[start Dataset excerpts]
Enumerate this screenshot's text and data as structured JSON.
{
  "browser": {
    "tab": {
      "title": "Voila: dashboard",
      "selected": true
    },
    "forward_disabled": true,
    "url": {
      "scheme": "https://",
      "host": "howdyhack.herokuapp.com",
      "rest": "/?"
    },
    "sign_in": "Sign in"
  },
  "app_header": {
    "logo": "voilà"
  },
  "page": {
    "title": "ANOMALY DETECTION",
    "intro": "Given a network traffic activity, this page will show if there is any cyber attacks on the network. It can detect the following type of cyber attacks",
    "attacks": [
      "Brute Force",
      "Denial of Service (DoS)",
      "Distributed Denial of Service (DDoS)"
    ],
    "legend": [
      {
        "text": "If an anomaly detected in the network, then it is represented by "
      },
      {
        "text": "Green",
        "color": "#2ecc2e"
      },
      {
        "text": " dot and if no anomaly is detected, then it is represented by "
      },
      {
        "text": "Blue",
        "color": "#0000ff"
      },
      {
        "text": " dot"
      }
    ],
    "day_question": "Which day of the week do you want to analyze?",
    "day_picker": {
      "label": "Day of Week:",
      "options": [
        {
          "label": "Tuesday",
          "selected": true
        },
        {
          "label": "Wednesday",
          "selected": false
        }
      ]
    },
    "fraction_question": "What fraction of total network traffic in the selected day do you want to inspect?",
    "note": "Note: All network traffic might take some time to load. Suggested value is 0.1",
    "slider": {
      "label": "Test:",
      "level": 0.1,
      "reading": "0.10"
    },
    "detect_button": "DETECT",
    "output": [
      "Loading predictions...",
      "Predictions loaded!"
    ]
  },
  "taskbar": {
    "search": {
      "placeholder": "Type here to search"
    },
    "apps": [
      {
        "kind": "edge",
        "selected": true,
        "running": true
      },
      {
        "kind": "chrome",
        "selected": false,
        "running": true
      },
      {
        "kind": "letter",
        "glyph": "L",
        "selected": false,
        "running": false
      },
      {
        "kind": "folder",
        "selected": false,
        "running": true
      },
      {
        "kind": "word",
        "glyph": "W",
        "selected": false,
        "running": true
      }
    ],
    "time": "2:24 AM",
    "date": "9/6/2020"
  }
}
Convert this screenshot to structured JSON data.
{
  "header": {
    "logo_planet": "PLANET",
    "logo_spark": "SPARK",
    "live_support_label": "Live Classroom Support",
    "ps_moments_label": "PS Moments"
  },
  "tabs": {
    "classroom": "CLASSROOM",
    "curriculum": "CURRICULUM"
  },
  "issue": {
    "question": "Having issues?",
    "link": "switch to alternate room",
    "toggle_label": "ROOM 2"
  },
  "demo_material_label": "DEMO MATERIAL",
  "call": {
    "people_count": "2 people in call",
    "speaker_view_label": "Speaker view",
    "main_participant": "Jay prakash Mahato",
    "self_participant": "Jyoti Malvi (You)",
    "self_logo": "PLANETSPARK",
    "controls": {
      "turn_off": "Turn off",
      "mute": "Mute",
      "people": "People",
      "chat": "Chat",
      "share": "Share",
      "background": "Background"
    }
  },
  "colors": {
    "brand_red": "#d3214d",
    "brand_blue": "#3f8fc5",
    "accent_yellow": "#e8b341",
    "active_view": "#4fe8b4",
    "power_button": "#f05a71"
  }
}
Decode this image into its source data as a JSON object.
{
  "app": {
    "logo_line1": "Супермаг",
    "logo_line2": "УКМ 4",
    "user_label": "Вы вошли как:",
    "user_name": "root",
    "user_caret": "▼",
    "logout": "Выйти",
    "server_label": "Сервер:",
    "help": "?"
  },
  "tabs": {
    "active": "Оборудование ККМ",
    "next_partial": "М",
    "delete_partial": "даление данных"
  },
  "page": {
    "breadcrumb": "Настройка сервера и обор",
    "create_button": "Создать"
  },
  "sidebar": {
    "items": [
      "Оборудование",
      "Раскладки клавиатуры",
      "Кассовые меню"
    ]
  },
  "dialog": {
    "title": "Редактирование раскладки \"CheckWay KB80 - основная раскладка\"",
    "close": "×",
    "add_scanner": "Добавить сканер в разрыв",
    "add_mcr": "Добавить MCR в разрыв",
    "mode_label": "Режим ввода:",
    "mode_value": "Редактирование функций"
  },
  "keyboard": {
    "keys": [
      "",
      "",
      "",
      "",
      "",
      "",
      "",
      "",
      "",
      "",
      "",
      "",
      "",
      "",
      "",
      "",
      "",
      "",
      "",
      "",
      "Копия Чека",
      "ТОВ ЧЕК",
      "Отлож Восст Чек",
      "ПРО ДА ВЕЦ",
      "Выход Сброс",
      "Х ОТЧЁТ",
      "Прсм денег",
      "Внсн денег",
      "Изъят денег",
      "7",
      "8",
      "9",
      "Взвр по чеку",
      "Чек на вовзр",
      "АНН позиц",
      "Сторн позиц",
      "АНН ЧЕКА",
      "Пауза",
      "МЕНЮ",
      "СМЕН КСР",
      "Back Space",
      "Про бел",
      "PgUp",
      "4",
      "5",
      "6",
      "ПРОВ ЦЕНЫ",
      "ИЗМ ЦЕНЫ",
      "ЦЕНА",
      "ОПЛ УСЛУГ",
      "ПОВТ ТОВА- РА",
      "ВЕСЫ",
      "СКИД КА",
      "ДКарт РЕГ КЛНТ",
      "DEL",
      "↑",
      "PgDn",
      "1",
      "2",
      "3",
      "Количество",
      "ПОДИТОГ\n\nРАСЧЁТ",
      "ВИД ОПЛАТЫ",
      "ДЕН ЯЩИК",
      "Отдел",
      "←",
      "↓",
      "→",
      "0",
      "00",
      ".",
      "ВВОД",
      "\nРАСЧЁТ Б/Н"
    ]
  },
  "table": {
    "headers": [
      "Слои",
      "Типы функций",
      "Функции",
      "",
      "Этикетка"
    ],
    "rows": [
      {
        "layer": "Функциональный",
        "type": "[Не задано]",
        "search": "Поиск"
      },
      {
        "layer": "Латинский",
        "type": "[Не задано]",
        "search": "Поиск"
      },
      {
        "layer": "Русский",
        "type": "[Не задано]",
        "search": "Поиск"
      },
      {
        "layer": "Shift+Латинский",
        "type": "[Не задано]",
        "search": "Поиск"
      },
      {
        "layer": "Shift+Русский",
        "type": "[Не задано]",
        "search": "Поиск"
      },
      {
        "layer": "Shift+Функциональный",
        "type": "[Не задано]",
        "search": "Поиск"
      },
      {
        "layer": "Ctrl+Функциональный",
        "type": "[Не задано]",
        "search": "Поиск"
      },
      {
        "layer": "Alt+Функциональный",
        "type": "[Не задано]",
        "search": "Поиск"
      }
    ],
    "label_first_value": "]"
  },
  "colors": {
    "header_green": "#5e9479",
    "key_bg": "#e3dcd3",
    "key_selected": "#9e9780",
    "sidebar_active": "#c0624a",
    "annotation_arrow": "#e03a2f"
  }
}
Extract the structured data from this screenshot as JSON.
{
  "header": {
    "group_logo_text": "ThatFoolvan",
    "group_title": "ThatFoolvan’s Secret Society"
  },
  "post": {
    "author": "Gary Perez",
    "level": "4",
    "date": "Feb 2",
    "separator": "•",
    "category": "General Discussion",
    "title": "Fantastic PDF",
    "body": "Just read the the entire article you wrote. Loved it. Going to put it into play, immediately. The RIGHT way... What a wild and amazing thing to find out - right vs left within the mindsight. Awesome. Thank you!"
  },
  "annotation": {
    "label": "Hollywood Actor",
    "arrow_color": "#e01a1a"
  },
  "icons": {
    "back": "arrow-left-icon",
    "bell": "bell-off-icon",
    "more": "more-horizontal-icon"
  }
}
[end Dataset excerpts]
## Job
Repeat all the entries word for word.

## Task response
Enumerate this screenshot's text and data as structured JSON.
{
  "browser": {
    "tab": {
      "title": "Voila: dashboard",
      "selected": true
    },
    "forward_disabled": true,
    "url": {
      "scheme": "https://",
      "host": "howdyhack.herokuapp.com",
      "rest": "/?"
    },
    "sign_in": "Sign in"
  },
  "app_header": {
    "logo": "voilà"
  },
  "page": {
    "title": "ANOMALY DETECTION",
    "intro": "Given a network traffic activity, this page will show if there is any cyber attacks on the network. It can detect the following type of cyber attacks",
    "attacks": [
      "Brute Force",
      "Denial of Service (DoS)",
      "Distributed Denial of Service (DDoS)"
    ],
    "legend": [
      {
        "text": "If an anomaly detected in the network, then it is represented by "
      },
      {
        "text": "Green",
        "color": "#2ecc2e"
      },
      {
        "text": " dot and if no anomaly is detected, then it is represented by "
      },
      {
        "text": "Blue",
        "color": "#0000ff"
      },
      {
        "text": " dot"
      }
    ],
    "day_question": "Which day of the week do you want to analyze?",
    "day_picker": {
      "label": "Day of Week:",
      "options": [
        {
          "label": "Tuesday",
          "selected": true
        },
        {
          "label": "Wednesday",
          "selected": false
        }
      ]
    },
    "fraction_question": "What fraction of total network traffic in the selected day do you want to inspect?",
    "note": "Note: All network traffic might take some time to load. Suggested value is 0.1",
    "slider": {
      "label": "Test:",
      "level": 0.1,
      "reading": "0.10"
    },
    "detect_button": "DETECT",
    "output": [
      "Loading predictions...",
      "Predictions loaded!"
    ]
  },
  "taskbar": {
    "search": {
      "placeholder": "Type here to search"
    },
    "apps": [
      {
        "kind": "edge",
        "selected": true,
        "running": true
      },
      {
        "kind": "chrome",
        "selected": false,
        "running": true
      },
      {
        "kind": "letter",
        "glyph": "L",
        "selected": false,
        "running": false
      },
      {
        "kind": "folder",
        "selected": false,
        "running": true
      },
      {
        "kind": "word",
        "glyph": "W",
        "selected": false,
        "running": true
      }
    ],
    "time": "2:24 AM",
    "date": "9/6/2020"
  }
}
Convert this screenshot to structured JSON data.
{
  "header": {
    "logo_planet": "PLANET",
    "logo_spark": "SPARK",
    "live_support_label": "Live Classroom Support",
    "ps_moments_label": "PS Moments"
  },
  "tabs": {
    "classroom": "CLASSROOM",
    "curriculum": "CURRICULUM"
  },
  "issue": {
    "question": "Having issues?",
    "link": "switch to alternate room",
    "toggle_label": "ROOM 2"
  },
  "demo_material_label": "DEMO MATERIAL",
  "call": {
    "people_count": "2 people in call",
    "speaker_view_label": "Speaker view",
    "main_participant": "Jay prakash Mahato",
    "self_participant": "Jyoti Malvi (You)",
    "self_logo": "PLANETSPARK",
    "controls": {
      "turn_off": "Turn off",
      "mute": "Mute",
      "people": "People",
      "chat": "Chat",
      "share": "Share",
      "background": "Background"
    }
  },
  "colors": {
    "brand_red": "#d3214d",
    "brand_blue": "#3f8fc5",
    "accent_yellow": "#e8b341",
    "active_view": "#4fe8b4",
    "power_button": "#f05a71"
  }
}
Decode this image into its source data as a JSON object.
{
  "app": {
    "logo_line1": "Супермаг",
    "logo_line2": "УКМ 4",
    "user_label": "Вы вошли как:",
    "user_name": "root",
    "user_caret": "▼",
    "logout": "Выйти",
    "server_label": "Сервер:",
    "help": "?"
  },
  "tabs": {
    "active": "Оборудование ККМ",
    "next_partial": "М",
    "delete_partial": "даление данных"
  },
  "page": {
    "breadcrumb": "Настройка сервера и обор",
    "create_button": "Создать"
  },
  "sidebar": {
    "items": [
      "Оборудование",
      "Раскладки клавиатуры",
      "Кассовые меню"
    ]
  },
  "dialog": {
    "title": "Редактирование раскладки \"CheckWay KB80 - основная раскладка\"",
    "close": "×",
    "add_scanner": "Добавить сканер в разрыв",
    "add_mcr": "Добавить MCR в разрыв",
    "mode_label": "Режим ввода:",
    "mode_value": "Редактирование функций"
  },
  "keyboard": {
    "keys": [
      "",
      "",
      "",
      "",
      "",
      "",
      "",
      "",
      "",
      "",
      "",
      "",
      "",
      "",
      "",
      "",
      "",
      "",
      "",
      "",
      "Копия Чека",
      "ТОВ ЧЕК",
      "Отлож Восст Чек",
      "ПРО ДА ВЕЦ",
      "Выход Сброс",
      "Х ОТЧЁТ",
      "Прсм денег",
      "Внсн денег",
      "Изъят денег",
      "7",
      "8",
      "9",
      "Взвр по чеку",
      "Чек на вовзр",
      "АНН позиц",
      "Сторн позиц",
      "АНН ЧЕКА",
      "Пауза",
      "МЕНЮ",
      "СМЕН КСР",
      "Back Space",
      "Про бел",
      "PgUp",
      "4",
      "5",
      "6",
      "ПРОВ ЦЕНЫ",
      "ИЗМ ЦЕНЫ",
      "ЦЕНА",
      "ОПЛ УСЛУГ",
      "ПОВТ ТОВА- РА",
      "ВЕСЫ",
      "СКИД КА",
      "ДКарт РЕГ КЛНТ",
      "DEL",
      "↑",
      "PgDn",
      "1",
      "2",
      "3",
      "Количество",
      "ПОДИТОГ\n\nРАСЧЁТ",
      "ВИД ОПЛАТЫ",
      "ДЕН ЯЩИК",
      "Отдел",
      "←",
      "↓",
      "→",
      "0",
      "00",
      ".",
      "ВВОД",
      "\nРАСЧЁТ Б/Н"
    ]
  },
  "table": {
    "headers": [
      "Слои",
      "Типы функций",
      "Функции",
      "",
      "Этикетка"
    ],
    "rows": [
      {
        "layer": "Функциональный",
        "type": "[Не задано]",
        "search": "Поиск"
      },
      {
        "layer": "Латинский",
        "type": "[Не задано]",
        "search": "Поиск"
      },
      {
        "layer": "Русский",
        "type": "[Не задано]",
        "search": "Поиск"
      },
      {
        "layer": "Shift+Латинский",
        "type": "[Не задано]",
        "search": "Поиск"
      },
      {
        "layer": "Shift+Русский",
        "type": "[Не задано]",
        "search": "Поиск"
      },
      {
        "layer": "Shift+Функциональный",
        "type": "[Не задано]",
        "search": "Поиск"
      },
      {
        "layer": "Ctrl+Функциональный",
        "type": "[Не задано]",
        "search": "Поиск"
      },
      {
        "layer": "Alt+Функциональный",
        "type": "[Не задано]",
        "search": "Поиск"
      }
    ],
    "label_first_value": "]"
  },
  "colors": {
    "header_green": "#5e9479",
    "key_bg": "#e3dcd3",
    "key_selected": "#9e9780",
    "sidebar_active": "#c0624a",
    "annotation_arrow": "#e03a2f"
  }
}
Extract the structured data from this screenshot as JSON.
{
  "header": {
    "group_logo_text": "ThatFoolvan",
    "group_title": "ThatFoolvan’s Secret Society"
  },
  "post": {
    "author": "Gary Perez",
    "level": "4",
    "date": "Feb 2",
    "separator": "•",
    "category": "General Discussion",
    "title": "Fantastic PDF",
    "body": "Just read the the entire article you wrote. Loved it. Going to put it into play, immediately. The RIGHT way... What a wild and amazing thing to find out - right vs left within the mindsight. Awesome. Thank you!"
  },
  "annotation": {
    "label": "Hollywood Actor",
    "arrow_color": "#e01a1a"
  },
  "icons": {
    "back": "arrow-left-icon",
    "bell": "bell-off-icon",
    "more": "more-horizontal-icon"
  }
}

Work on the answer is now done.